WHAT TO WORK ON: From the data that follows, copy every line holding the string "value".

───

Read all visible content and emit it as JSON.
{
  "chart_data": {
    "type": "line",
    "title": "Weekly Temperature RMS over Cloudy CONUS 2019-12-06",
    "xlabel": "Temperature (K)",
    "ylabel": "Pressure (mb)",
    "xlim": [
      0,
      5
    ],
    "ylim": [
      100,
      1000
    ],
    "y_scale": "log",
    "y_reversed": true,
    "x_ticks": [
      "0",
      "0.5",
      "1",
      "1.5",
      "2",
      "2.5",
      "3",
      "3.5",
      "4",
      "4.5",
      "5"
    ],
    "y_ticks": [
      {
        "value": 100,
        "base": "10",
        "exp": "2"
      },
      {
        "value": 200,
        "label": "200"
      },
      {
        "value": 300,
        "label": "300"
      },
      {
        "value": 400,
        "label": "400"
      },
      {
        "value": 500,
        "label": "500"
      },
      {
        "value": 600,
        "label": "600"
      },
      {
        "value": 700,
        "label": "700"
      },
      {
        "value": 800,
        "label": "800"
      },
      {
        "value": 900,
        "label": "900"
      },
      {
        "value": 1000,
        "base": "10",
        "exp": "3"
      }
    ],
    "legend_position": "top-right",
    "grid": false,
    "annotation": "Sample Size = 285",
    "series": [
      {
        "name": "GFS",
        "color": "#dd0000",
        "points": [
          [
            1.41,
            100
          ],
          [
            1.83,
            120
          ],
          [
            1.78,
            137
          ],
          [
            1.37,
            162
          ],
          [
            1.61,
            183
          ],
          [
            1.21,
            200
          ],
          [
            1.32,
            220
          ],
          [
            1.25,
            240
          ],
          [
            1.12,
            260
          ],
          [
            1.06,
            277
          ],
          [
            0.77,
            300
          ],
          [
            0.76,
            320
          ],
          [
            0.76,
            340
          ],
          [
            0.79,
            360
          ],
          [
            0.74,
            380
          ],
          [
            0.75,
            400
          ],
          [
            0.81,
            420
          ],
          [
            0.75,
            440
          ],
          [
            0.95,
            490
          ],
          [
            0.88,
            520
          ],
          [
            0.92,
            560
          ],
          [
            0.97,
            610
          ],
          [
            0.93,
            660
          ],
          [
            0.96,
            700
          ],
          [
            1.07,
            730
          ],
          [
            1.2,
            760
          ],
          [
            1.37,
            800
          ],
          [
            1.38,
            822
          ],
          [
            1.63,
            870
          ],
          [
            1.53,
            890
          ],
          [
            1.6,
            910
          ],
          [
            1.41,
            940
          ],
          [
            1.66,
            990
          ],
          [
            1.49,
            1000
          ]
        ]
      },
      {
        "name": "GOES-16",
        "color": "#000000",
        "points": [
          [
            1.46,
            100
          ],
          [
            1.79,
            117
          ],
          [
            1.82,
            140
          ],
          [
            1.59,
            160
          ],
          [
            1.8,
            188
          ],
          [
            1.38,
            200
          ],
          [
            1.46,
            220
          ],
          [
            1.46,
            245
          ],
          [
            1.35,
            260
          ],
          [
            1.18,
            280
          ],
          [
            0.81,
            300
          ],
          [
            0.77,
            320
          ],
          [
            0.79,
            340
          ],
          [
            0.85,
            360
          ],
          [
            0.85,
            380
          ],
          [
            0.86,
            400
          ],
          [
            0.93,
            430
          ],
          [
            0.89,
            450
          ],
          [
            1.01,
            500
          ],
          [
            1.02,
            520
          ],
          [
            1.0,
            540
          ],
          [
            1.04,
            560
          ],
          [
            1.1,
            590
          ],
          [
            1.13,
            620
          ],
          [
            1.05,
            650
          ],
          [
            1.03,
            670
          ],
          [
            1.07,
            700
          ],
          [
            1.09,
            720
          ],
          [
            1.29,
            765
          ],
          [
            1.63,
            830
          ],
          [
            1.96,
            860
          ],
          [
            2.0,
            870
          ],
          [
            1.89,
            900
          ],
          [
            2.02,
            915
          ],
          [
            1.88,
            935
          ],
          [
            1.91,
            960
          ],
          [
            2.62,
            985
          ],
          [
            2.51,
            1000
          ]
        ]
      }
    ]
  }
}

───

SOLUTION FOR THIS EXERCISE:
        "value": 100,
        "value": 200,
        "value": 300,
        "value": 400,
        "value": 500,
        "value": 600,
        "value": 700,
        "value": 800,
        "value": 900,
        "value": 1000,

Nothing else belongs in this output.